EXERCISE GOAL: Repeat, line for line, the entries printed below.
##### MATERIAL FOR THE TASK #####
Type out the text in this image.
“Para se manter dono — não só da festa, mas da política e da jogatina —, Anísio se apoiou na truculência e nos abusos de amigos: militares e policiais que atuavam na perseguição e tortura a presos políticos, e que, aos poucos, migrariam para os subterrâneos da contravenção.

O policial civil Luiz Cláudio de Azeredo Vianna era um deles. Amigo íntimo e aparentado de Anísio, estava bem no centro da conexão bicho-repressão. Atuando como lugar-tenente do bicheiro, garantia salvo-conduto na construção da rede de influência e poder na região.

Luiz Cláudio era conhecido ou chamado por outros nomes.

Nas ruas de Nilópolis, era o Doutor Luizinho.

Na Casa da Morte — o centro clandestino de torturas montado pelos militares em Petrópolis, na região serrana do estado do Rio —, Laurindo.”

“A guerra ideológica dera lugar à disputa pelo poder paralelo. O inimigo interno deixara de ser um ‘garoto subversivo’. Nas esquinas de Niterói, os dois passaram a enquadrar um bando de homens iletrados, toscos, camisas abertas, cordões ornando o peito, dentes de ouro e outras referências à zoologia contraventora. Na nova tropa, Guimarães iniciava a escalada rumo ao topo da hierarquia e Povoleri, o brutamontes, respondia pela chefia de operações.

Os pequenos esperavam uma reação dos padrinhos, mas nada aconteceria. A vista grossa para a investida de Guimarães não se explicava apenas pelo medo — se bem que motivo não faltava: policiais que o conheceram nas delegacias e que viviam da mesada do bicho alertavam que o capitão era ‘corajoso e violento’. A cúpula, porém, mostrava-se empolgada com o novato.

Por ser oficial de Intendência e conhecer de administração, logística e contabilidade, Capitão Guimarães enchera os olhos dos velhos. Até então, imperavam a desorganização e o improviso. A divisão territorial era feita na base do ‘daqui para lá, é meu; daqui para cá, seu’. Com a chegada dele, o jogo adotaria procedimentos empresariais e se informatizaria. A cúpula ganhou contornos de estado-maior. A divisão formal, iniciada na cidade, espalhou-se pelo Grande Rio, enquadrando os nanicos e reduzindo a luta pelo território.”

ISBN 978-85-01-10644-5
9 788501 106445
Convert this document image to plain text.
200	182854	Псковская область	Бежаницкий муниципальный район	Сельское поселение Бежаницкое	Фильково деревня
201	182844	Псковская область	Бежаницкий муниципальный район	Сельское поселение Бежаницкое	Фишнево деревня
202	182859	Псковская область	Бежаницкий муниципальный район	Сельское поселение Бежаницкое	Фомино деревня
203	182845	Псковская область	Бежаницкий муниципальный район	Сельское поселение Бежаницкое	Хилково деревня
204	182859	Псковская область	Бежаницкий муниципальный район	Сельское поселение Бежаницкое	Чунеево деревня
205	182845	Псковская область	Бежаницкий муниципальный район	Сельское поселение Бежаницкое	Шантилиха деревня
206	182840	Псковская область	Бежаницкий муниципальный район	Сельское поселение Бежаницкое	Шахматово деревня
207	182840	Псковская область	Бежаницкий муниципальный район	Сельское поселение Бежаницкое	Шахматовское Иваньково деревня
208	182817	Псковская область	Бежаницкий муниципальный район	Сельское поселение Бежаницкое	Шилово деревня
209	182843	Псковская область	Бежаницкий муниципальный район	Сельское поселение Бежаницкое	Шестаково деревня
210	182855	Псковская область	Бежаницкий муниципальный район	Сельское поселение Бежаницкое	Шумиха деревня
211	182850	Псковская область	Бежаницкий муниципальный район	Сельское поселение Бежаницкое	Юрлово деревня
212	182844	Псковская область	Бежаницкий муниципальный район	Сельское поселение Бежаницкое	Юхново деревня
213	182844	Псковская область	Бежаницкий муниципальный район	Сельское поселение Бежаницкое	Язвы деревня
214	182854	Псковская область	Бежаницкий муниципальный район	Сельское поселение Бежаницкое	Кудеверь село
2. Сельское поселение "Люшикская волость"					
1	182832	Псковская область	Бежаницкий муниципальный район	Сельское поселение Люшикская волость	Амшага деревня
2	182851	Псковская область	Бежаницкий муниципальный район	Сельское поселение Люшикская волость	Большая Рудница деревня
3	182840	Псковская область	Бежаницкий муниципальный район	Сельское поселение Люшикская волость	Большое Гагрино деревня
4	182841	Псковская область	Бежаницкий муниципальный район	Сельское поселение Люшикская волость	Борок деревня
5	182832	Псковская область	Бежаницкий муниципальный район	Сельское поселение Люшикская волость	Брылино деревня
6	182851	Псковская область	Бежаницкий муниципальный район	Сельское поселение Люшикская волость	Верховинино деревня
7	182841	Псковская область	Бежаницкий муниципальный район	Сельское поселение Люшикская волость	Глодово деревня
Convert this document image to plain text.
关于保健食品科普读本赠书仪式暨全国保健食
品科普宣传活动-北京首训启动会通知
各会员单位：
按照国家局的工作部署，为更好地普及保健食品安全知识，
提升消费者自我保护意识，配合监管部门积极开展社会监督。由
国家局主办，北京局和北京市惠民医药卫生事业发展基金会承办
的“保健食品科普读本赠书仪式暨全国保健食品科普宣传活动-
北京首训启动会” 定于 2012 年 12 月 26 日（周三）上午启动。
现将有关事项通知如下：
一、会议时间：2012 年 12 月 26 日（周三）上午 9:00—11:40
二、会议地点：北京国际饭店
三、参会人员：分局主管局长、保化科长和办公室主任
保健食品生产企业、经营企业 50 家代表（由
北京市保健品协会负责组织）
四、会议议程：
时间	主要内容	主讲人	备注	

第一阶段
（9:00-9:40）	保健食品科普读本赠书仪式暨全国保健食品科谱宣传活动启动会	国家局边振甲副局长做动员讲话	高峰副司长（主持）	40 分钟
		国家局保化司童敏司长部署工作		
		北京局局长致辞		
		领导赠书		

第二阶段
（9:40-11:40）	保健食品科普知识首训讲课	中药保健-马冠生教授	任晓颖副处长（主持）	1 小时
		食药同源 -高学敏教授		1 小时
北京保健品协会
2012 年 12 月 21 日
#####
RESPONSE TO THE EXERCISE:
Type out the text in this image.
“Para se manter dono — não só da festa, mas da política e da jogatina —, Anísio se apoiou na truculência e nos abusos de amigos: militares e policiais que atuavam na perseguição e tortura a presos políticos, e que, aos poucos, migrariam para os subterrâneos da contravenção.

O policial civil Luiz Cláudio de Azeredo Vianna era um deles. Amigo íntimo e aparentado de Anísio, estava bem no centro da conexão bicho-repressão. Atuando como lugar-tenente do bicheiro, garantia salvo-conduto na construção da rede de influência e poder na região.

Luiz Cláudio era conhecido ou chamado por outros nomes.

Nas ruas de Nilópolis, era o Doutor Luizinho.

Na Casa da Morte — o centro clandestino de torturas montado pelos militares em Petrópolis, na região serrana do estado do Rio —, Laurindo.”

“A guerra ideológica dera lugar à disputa pelo poder paralelo. O inimigo interno deixara de ser um ‘garoto subversivo’. Nas esquinas de Niterói, os dois passaram a enquadrar um bando de homens iletrados, toscos, camisas abertas, cordões ornando o peito, dentes de ouro e outras referências à zoologia contraventora. Na nova tropa, Guimarães iniciava a escalada rumo ao topo da hierarquia e Povoleri, o brutamontes, respondia pela chefia de operações.

Os pequenos esperavam uma reação dos padrinhos, mas nada aconteceria. A vista grossa para a investida de Guimarães não se explicava apenas pelo medo — se bem que motivo não faltava: policiais que o conheceram nas delegacias e que viviam da mesada do bicho alertavam que o capitão era ‘corajoso e violento’. A cúpula, porém, mostrava-se empolgada com o novato.

Por ser oficial de Intendência e conhecer de administração, logística e contabilidade, Capitão Guimarães enchera os olhos dos velhos. Até então, imperavam a desorganização e o improviso. A divisão territorial era feita na base do ‘daqui para lá, é meu; daqui para cá, seu’. Com a chegada dele, o jogo adotaria procedimentos empresariais e se informatizaria. A cúpula ganhou contornos de estado-maior. A divisão formal, iniciada na cidade, espalhou-se pelo Grande Rio, enquadrando os nanicos e reduzindo a luta pelo território.”

ISBN 978-85-01-10644-5
9 788501 106445
Convert this document image to plain text.
200	182854	Псковская область	Бежаницкий муниципальный район	Сельское поселение Бежаницкое	Фильково деревня
201	182844	Псковская область	Бежаницкий муниципальный район	Сельское поселение Бежаницкое	Фишнево деревня
202	182859	Псковская область	Бежаницкий муниципальный район	Сельское поселение Бежаницкое	Фомино деревня
203	182845	Псковская область	Бежаницкий муниципальный район	Сельское поселение Бежаницкое	Хилково деревня
204	182859	Псковская область	Бежаницкий муниципальный район	Сельское поселение Бежаницкое	Чунеево деревня
205	182845	Псковская область	Бежаницкий муниципальный район	Сельское поселение Бежаницкое	Шантилиха деревня
206	182840	Псковская область	Бежаницкий муниципальный район	Сельское поселение Бежаницкое	Шахматово деревня
207	182840	Псковская область	Бежаницкий муниципальный район	Сельское поселение Бежаницкое	Шахматовское Иваньково деревня
208	182817	Псковская область	Бежаницкий муниципальный район	Сельское поселение Бежаницкое	Шилово деревня
209	182843	Псковская область	Бежаницкий муниципальный район	Сельское поселение Бежаницкое	Шестаково деревня
210	182855	Псковская область	Бежаницкий муниципальный район	Сельское поселение Бежаницкое	Шумиха деревня
211	182850	Псковская область	Бежаницкий муниципальный район	Сельское поселение Бежаницкое	Юрлово деревня
212	182844	Псковская область	Бежаницкий муниципальный район	Сельское поселение Бежаницкое	Юхново деревня
213	182844	Псковская область	Бежаницкий муниципальный район	Сельское поселение Бежаницкое	Язвы деревня
214	182854	Псковская область	Бежаницкий муниципальный район	Сельское поселение Бежаницкое	Кудеверь село
2. Сельское поселение "Люшикская волость"					
1	182832	Псковская область	Бежаницкий муниципальный район	Сельское поселение Люшикская волость	Амшага деревня
2	182851	Псковская область	Бежаницкий муниципальный район	Сельское поселение Люшикская волость	Большая Рудница деревня
3	182840	Псковская область	Бежаницкий муниципальный район	Сельское поселение Люшикская волость	Большое Гагрино деревня
4	182841	Псковская область	Бежаницкий муниципальный район	Сельское поселение Люшикская волость	Борок деревня
5	182832	Псковская область	Бежаницкий муниципальный район	Сельское поселение Люшикская волость	Брылино деревня
6	182851	Псковская область	Бежаницкий муниципальный район	Сельское поселение Люшикская волость	Верховинино деревня
7	182841	Псковская область	Бежаницкий муниципальный район	Сельское поселение Люшикская волость	Глодово деревня
Convert this document image to plain text.
关于保健食品科普读本赠书仪式暨全国保健食
品科普宣传活动-北京首训启动会通知
各会员单位：
按照国家局的工作部署，为更好地普及保健食品安全知识，
提升消费者自我保护意识，配合监管部门积极开展社会监督。由
国家局主办，北京局和北京市惠民医药卫生事业发展基金会承办
的“保健食品科普读本赠书仪式暨全国保健食品科普宣传活动-
北京首训启动会” 定于 2012 年 12 月 26 日（周三）上午启动。
现将有关事项通知如下：
一、会议时间：2012 年 12 月 26 日（周三）上午 9:00—11:40
二、会议地点：北京国际饭店
三、参会人员：分局主管局长、保化科长和办公室主任
保健食品生产企业、经营企业 50 家代表（由
北京市保健品协会负责组织）
四、会议议程：
时间	主要内容	主讲人	备注	

第一阶段
（9:00-9:40）	保健食品科普读本赠书仪式暨全国保健食品科谱宣传活动启动会	国家局边振甲副局长做动员讲话	高峰副司长（主持）	40 分钟
		国家局保化司童敏司长部署工作		
		北京局局长致辞		
		领导赠书		

第二阶段
（9:40-11:40）	保健食品科普知识首训讲课	中药保健-马冠生教授	任晓颖副处长（主持）	1 小时
		食药同源 -高学敏教授		1 小时
北京保健品协会
2012 年 12 月 21 日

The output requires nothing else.